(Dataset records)
>>>

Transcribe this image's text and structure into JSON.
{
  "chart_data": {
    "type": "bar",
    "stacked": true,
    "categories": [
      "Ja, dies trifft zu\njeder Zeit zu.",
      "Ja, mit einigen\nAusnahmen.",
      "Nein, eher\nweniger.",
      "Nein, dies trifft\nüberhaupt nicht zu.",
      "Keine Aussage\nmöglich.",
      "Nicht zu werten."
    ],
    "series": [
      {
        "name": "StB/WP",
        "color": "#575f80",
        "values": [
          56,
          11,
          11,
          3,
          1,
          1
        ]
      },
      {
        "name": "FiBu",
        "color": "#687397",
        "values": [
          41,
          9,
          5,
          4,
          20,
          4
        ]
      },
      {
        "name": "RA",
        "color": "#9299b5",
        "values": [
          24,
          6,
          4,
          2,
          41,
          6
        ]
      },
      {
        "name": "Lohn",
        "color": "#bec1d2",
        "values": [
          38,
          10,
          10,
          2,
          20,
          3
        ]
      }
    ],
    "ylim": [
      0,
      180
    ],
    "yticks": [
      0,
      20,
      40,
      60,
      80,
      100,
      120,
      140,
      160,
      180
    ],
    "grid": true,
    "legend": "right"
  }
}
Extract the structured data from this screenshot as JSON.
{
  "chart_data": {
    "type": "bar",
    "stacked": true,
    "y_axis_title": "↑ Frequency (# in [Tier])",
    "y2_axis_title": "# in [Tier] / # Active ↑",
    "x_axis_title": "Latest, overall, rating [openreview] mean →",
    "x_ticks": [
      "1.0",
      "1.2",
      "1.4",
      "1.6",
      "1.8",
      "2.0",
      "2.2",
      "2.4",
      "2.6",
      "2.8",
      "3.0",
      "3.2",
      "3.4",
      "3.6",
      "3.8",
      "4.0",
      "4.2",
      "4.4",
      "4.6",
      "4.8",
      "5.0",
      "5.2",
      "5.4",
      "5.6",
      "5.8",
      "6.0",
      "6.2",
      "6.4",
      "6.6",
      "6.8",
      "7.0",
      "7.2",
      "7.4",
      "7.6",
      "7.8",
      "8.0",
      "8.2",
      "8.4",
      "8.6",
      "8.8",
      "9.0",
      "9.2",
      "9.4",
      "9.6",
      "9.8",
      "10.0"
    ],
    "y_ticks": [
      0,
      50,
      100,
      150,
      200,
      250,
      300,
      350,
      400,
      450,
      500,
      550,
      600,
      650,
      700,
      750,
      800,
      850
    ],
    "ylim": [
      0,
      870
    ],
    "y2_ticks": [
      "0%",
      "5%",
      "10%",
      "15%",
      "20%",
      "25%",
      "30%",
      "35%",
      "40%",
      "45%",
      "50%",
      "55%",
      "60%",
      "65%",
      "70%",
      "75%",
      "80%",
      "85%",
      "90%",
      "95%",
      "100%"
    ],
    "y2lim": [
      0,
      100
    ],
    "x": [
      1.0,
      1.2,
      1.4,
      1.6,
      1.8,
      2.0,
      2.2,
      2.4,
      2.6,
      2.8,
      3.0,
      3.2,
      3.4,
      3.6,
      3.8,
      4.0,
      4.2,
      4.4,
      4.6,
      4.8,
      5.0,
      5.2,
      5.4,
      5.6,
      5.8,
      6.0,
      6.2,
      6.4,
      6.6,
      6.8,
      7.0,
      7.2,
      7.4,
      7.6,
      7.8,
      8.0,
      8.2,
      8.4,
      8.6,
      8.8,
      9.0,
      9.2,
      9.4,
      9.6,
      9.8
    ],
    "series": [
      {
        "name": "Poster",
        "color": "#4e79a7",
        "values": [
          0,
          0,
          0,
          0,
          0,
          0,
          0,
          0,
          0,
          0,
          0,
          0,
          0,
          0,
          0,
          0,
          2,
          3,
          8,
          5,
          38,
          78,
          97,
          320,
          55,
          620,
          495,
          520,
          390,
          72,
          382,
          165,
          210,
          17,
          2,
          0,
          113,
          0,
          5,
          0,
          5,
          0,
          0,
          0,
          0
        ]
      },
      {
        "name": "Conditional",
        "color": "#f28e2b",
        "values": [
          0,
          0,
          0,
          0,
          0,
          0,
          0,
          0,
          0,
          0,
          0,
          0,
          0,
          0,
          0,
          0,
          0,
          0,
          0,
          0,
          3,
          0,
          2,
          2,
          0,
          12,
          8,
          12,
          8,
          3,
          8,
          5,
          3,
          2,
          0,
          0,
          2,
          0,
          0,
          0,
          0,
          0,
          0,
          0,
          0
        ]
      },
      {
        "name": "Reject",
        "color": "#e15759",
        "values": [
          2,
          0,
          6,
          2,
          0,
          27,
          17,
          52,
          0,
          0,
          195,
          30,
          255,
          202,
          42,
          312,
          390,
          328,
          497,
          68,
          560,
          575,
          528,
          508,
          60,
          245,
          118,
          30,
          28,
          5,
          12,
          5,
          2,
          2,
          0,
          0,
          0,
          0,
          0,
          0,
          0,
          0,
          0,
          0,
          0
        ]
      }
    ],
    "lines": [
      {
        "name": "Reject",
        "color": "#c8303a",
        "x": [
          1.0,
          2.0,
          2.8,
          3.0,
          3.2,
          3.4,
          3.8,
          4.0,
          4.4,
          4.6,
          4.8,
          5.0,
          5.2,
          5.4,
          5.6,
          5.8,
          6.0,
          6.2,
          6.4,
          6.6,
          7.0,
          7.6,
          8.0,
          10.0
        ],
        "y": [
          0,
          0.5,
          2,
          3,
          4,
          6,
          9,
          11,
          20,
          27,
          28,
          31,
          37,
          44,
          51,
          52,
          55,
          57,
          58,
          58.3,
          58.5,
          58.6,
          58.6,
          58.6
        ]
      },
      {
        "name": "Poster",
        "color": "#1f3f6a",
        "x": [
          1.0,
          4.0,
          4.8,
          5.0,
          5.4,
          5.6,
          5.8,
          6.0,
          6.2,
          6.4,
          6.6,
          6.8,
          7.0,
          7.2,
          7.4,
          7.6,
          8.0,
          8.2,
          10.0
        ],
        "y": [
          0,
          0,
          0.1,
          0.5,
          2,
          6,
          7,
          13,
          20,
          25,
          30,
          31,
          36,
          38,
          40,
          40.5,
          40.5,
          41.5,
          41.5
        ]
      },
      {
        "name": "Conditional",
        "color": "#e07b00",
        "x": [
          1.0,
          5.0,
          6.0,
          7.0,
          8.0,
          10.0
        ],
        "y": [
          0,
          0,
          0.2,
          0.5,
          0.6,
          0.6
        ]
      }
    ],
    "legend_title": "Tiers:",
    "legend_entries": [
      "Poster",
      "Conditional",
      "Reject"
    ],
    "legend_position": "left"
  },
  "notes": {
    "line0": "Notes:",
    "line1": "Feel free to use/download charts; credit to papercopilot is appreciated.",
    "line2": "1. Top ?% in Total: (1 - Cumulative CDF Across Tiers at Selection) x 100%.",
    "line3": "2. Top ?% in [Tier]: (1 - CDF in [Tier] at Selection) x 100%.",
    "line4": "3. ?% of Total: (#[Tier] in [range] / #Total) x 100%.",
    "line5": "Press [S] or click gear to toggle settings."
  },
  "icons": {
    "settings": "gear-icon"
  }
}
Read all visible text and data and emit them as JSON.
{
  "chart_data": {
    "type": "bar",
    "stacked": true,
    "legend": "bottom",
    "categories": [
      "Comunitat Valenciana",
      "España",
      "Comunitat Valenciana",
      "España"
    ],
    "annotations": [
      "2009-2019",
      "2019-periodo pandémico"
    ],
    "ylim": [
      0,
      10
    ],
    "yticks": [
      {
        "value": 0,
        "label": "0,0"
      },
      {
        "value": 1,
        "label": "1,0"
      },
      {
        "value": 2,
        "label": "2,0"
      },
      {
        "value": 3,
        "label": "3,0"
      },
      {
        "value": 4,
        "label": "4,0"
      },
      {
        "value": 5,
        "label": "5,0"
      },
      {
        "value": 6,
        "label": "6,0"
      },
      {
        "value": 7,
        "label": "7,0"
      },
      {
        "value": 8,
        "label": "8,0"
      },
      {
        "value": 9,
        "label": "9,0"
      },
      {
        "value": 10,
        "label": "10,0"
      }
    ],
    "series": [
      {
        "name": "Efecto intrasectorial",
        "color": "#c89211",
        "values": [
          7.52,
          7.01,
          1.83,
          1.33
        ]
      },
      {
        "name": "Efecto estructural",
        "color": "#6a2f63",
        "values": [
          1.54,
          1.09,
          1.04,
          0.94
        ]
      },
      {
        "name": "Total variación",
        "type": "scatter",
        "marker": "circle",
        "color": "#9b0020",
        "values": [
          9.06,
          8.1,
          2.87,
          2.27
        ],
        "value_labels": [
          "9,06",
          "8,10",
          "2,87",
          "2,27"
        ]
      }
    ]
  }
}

<<<

WORK TO DO » Repeat the line containing "Read all visible" and all subsequent lines through the final line of the data, exactly and with no others.

ANSWER TO THE TASK »
Read all visible text and data and emit them as JSON.
{
  "chart_data": {
    "type": "bar",
    "stacked": true,
    "legend": "bottom",
    "categories": [
      "Comunitat Valenciana",
      "España",
      "Comunitat Valenciana",
      "España"
    ],
    "annotations": [
      "2009-2019",
      "2019-periodo pandémico"
    ],
    "ylim": [
      0,
      10
    ],
    "yticks": [
      {
        "value": 0,
        "label": "0,0"
      },
      {
        "value": 1,
        "label": "1,0"
      },
      {
        "value": 2,
        "label": "2,0"
      },
      {
        "value": 3,
        "label": "3,0"
      },
      {
        "value": 4,
        "label": "4,0"
      },
      {
        "value": 5,
        "label": "5,0"
      },
      {
        "value": 6,
        "label": "6,0"
      },
      {
        "value": 7,
        "label": "7,0"
      },
      {
        "value": 8,
        "label": "8,0"
      },
      {
        "value": 9,
        "label": "9,0"
      },
      {
        "value": 10,
        "label": "10,0"
      }
    ],
    "series": [
      {
        "name": "Efecto intrasectorial",
        "color": "#c89211",
        "values": [
          7.52,
          7.01,
          1.83,
          1.33
        ]
      },
      {
        "name": "Efecto estructural",
        "color": "#6a2f63",
        "values": [
          1.54,
          1.09,
          1.04,
          0.94
        ]
      },
      {
        "name": "Total variación",
        "type": "scatter",
        "marker": "circle",
        "color": "#9b0020",
        "values": [
          9.06,
          8.1,
          2.87,
          2.27
        ],
        "value_labels": [
          "9,06",
          "8,10",
          "2,87",
          "2,27"
        ]
      }
    ]
  }
}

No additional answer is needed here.